══ MATERIALS PROVIDED

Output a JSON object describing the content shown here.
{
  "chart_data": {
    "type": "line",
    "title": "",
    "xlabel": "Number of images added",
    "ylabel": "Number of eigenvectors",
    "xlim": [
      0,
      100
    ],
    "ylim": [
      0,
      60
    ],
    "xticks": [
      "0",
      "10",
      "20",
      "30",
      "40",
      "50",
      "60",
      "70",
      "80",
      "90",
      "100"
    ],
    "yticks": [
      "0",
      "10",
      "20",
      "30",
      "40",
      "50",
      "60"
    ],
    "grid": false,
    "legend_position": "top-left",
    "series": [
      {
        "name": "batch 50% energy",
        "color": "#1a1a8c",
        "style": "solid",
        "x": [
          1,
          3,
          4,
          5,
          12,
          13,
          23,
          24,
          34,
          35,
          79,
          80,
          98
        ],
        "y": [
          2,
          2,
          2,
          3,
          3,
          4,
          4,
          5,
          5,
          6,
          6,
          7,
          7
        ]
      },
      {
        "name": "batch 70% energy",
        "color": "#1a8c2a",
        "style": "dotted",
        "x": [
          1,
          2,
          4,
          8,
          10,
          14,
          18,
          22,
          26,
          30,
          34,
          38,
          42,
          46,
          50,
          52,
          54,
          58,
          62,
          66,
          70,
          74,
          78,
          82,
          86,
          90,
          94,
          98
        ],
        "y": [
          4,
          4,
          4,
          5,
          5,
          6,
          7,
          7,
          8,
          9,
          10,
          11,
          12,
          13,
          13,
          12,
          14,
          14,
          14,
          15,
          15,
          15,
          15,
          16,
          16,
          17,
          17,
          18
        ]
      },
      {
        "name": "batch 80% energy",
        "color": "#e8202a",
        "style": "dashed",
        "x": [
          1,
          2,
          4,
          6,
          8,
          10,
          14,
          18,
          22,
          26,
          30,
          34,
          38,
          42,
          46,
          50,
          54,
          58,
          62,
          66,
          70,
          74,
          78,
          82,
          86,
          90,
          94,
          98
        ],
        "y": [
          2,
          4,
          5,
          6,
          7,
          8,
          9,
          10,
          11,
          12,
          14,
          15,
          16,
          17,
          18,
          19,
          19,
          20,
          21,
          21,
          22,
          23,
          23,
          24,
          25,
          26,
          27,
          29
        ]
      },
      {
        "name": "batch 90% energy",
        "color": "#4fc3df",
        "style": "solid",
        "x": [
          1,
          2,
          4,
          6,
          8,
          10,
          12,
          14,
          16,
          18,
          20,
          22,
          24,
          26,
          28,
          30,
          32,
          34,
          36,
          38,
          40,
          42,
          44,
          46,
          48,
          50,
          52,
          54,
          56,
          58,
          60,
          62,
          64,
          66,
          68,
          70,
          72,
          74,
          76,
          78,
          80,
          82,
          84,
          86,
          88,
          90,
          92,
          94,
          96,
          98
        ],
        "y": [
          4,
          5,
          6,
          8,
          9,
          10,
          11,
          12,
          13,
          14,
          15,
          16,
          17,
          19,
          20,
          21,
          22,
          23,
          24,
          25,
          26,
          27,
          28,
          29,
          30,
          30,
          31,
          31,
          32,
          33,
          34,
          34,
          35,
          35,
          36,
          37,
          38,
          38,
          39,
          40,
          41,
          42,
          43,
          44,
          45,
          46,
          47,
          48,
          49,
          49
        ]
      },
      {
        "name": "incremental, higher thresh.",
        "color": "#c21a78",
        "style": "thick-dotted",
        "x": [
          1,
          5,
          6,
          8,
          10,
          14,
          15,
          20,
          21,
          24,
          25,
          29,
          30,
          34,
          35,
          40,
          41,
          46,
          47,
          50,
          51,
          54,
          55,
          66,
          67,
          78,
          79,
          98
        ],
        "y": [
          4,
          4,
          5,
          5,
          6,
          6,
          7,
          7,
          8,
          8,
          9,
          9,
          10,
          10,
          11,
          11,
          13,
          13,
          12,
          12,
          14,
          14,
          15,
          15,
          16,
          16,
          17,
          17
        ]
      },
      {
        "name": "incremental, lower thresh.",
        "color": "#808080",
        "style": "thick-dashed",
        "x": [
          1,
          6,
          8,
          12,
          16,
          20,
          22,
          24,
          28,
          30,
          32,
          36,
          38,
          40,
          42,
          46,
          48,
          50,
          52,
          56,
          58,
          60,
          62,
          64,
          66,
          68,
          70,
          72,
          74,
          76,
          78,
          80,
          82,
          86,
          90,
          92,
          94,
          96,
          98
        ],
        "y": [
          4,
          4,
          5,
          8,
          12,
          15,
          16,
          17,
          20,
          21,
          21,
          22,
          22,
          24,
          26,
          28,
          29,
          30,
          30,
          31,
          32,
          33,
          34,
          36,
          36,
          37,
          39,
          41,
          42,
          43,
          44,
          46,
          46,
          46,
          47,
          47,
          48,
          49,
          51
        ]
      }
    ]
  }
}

════

*AIM*: From the listing above, pick out each line where the word "incremental" appears.

*RESPONSE TO THIS TASK*:
        "name": "incremental, higher thresh.",
        "name": "incremental, lower thresh.",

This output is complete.